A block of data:
..........
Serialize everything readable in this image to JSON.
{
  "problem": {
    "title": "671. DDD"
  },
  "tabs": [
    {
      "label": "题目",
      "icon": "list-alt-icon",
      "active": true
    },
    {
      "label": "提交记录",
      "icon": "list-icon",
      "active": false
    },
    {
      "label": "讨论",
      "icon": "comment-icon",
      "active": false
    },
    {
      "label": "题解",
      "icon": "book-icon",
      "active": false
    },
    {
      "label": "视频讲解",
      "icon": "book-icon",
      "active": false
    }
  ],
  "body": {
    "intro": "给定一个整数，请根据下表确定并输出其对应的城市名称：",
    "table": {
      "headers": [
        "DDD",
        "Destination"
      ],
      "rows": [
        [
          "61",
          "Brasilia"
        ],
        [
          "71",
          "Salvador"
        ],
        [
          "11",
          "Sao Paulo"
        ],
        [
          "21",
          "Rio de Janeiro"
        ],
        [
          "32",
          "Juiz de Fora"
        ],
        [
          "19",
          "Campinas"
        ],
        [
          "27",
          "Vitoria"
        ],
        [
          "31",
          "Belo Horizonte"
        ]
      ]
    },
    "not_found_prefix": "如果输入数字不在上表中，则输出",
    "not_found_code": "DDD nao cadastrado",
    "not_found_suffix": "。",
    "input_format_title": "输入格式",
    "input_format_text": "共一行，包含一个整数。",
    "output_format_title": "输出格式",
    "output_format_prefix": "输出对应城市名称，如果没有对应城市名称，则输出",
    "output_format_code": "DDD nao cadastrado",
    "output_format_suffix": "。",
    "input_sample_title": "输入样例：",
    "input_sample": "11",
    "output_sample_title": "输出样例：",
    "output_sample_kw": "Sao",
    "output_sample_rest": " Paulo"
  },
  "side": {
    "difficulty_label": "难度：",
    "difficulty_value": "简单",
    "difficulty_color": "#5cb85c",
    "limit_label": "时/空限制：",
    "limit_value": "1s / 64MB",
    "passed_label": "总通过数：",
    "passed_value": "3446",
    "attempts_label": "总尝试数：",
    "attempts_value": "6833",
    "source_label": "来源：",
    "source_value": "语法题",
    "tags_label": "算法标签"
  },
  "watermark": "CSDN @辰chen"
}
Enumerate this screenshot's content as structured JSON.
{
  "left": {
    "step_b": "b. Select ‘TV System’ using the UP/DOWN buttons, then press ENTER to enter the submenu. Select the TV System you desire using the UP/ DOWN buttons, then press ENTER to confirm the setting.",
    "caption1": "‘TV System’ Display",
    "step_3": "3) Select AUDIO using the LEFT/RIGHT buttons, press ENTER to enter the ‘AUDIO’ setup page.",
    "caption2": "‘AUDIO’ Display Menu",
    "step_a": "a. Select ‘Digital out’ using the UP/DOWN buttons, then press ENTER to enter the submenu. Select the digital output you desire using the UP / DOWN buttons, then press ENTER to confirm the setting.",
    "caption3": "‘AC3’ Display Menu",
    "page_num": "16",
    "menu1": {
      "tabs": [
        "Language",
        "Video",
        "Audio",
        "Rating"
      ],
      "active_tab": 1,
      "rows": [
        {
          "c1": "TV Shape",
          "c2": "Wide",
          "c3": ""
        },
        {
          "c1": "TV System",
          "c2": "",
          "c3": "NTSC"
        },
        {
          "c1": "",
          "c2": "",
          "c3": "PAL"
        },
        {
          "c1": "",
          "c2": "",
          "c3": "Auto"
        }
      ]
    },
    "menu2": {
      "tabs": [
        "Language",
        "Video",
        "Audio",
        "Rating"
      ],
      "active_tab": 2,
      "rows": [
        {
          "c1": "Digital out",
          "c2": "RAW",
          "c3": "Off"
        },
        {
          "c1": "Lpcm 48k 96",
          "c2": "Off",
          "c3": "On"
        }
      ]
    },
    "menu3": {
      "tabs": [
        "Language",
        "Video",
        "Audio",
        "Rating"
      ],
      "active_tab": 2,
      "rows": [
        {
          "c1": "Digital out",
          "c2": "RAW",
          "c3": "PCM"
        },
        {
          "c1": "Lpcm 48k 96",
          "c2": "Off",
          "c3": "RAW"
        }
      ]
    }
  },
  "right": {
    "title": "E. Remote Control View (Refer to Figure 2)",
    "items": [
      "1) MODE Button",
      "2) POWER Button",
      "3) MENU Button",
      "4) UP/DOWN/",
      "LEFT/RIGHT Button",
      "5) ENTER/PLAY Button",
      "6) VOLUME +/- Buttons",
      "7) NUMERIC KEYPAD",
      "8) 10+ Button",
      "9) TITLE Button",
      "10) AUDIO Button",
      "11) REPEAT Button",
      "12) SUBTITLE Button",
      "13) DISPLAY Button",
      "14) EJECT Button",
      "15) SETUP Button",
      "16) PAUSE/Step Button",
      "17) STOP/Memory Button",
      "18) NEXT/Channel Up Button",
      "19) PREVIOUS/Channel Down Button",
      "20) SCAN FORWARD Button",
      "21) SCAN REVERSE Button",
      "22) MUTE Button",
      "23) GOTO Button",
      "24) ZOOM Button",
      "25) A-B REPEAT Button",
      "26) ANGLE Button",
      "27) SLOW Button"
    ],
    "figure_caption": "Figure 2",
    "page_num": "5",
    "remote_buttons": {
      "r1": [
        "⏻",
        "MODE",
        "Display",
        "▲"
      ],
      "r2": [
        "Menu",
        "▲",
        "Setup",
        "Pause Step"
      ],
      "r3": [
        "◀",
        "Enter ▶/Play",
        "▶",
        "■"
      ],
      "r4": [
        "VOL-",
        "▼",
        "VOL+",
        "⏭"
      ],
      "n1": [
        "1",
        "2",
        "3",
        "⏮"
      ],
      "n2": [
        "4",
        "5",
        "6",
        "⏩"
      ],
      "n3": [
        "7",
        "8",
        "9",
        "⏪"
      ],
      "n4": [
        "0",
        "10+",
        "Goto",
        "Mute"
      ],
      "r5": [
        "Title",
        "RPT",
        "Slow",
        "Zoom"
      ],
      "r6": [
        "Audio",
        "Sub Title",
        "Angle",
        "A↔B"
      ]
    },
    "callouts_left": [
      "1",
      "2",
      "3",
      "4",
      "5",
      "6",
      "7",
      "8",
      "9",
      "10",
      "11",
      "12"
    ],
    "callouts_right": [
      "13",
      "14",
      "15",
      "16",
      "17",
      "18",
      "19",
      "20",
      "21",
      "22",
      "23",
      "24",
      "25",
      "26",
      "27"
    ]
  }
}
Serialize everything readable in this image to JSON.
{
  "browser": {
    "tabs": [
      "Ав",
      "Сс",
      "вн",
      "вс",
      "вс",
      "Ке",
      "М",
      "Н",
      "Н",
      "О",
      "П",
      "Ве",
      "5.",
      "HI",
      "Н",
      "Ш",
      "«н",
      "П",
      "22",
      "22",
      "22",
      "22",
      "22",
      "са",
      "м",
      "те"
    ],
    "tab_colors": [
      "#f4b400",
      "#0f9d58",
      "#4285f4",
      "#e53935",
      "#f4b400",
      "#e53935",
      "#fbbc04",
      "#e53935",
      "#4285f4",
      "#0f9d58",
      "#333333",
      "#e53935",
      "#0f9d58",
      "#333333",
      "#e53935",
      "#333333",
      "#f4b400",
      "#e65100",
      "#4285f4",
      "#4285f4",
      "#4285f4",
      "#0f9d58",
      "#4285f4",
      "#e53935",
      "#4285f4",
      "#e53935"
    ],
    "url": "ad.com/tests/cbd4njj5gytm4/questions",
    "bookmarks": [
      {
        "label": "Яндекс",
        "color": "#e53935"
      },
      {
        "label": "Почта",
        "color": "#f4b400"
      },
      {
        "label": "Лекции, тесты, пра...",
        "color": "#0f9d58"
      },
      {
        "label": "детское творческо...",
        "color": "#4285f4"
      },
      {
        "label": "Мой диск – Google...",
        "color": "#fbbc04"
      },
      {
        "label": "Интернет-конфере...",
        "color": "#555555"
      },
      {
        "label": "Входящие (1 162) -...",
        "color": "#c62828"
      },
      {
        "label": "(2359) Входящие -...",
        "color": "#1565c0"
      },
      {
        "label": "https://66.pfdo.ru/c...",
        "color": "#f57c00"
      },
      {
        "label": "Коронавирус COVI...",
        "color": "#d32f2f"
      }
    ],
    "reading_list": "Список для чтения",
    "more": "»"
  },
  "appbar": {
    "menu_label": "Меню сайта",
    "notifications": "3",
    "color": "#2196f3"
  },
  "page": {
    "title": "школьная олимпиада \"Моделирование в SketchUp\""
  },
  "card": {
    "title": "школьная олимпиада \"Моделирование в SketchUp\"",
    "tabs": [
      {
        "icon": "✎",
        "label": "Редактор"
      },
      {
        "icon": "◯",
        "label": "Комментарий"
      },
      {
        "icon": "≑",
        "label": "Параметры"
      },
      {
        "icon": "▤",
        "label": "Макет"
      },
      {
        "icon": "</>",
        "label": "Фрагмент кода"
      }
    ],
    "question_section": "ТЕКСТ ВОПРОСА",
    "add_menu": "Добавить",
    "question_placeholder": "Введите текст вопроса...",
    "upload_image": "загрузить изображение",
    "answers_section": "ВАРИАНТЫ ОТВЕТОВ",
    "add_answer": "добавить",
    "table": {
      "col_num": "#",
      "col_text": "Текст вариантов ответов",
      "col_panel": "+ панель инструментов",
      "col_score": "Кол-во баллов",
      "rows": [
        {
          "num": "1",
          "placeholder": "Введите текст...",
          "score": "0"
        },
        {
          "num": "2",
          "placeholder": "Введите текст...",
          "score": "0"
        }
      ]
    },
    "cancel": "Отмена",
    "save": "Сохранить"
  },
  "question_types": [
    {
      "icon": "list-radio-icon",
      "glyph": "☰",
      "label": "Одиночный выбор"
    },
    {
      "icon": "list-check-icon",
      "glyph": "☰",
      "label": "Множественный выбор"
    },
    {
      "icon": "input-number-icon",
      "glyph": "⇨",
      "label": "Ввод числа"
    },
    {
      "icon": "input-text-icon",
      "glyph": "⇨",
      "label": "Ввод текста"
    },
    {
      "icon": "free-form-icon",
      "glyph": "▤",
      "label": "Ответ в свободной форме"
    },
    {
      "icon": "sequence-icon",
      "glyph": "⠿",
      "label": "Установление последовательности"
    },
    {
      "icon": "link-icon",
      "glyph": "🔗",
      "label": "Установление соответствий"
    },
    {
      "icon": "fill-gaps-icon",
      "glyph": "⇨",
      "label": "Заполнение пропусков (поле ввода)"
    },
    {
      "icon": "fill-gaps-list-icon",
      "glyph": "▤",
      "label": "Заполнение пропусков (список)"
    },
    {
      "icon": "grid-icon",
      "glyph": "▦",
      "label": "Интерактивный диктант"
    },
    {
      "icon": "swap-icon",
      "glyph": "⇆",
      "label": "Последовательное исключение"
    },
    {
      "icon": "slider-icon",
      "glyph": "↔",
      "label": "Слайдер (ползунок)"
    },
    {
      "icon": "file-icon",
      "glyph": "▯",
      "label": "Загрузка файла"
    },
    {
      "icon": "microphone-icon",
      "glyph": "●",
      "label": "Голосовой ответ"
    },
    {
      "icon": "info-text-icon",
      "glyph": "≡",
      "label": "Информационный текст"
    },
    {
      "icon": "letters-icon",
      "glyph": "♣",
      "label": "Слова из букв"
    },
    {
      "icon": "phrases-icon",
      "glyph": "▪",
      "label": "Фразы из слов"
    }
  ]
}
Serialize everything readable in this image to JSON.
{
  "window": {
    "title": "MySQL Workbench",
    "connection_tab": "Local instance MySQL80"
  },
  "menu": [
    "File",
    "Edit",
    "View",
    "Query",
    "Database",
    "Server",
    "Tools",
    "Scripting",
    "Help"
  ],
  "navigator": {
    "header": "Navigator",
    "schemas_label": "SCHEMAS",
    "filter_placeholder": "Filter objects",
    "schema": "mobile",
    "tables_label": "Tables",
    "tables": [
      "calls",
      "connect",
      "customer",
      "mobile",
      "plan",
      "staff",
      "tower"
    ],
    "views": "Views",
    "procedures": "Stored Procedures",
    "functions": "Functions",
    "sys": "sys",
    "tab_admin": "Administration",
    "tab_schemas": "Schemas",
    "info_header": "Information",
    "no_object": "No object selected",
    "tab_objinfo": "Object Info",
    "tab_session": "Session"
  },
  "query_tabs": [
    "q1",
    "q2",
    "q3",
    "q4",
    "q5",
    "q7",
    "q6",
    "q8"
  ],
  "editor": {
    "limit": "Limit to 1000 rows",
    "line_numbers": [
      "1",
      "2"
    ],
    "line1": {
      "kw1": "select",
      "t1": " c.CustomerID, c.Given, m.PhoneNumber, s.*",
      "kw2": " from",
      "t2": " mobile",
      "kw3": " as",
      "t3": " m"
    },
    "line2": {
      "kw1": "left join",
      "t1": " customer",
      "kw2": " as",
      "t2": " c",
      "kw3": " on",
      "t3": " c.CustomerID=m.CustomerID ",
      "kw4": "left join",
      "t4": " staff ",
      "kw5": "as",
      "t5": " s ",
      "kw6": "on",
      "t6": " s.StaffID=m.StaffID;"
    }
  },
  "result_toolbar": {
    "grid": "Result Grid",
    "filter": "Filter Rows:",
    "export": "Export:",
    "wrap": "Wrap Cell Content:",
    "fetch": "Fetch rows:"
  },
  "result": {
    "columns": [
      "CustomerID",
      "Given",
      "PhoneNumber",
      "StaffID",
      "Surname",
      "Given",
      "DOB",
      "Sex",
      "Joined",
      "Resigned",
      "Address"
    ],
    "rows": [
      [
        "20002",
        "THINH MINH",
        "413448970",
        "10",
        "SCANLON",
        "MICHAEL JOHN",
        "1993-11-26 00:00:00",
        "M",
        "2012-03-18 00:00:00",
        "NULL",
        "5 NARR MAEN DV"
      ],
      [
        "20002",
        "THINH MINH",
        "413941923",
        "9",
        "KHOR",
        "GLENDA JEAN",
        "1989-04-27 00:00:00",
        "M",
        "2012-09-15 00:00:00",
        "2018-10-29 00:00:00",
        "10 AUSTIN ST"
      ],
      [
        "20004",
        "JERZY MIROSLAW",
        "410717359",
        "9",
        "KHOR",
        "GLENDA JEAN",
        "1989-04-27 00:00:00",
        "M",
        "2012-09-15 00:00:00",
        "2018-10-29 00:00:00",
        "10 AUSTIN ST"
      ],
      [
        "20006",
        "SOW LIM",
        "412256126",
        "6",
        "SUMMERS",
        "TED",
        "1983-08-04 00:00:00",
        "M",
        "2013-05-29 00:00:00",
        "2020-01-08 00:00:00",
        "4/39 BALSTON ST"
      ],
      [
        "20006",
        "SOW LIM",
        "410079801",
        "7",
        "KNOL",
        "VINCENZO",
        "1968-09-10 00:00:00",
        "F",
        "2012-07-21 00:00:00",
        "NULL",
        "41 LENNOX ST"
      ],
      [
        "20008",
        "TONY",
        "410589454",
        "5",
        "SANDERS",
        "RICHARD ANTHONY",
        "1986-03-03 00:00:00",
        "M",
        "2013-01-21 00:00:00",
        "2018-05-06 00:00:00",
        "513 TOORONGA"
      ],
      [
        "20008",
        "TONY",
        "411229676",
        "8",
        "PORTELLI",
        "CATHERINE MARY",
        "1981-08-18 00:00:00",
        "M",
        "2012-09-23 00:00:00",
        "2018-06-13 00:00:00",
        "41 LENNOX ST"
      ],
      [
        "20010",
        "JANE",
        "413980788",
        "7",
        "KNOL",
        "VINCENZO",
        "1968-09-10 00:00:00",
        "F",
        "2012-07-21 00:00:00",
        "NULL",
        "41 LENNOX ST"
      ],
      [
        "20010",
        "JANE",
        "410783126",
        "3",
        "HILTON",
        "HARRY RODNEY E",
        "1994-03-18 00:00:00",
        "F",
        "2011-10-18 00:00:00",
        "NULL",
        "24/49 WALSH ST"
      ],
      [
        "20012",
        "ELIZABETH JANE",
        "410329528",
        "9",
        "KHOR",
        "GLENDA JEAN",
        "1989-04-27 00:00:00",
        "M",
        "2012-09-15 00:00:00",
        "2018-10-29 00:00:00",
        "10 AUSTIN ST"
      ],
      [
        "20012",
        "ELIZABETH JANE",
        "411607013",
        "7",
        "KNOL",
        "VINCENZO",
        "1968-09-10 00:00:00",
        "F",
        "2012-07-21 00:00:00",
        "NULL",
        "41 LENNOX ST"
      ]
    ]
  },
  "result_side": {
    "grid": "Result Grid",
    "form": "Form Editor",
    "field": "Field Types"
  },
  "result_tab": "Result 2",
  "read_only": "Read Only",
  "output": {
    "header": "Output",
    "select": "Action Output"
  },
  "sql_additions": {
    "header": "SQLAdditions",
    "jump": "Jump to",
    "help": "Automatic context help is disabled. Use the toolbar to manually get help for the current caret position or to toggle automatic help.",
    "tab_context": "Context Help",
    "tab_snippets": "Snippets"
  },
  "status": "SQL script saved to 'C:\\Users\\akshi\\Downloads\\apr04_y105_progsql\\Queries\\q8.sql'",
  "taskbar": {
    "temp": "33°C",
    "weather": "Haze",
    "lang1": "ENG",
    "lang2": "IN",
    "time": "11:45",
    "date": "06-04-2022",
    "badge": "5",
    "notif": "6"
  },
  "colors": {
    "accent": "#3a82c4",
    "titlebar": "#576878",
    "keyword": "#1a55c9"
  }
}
..........
▸ To do: Copy every line that contains the string "System".

▸ Complete output:
    "step_b": "b. Select ‘TV System’ using the UP/DOWN buttons, then press ENTER to enter the submenu. Select the TV System you desire using the UP/ DOWN buttons, then press ENTER to confirm the setting.",
    "caption1": "‘TV System’ Display",
          "c1": "TV System",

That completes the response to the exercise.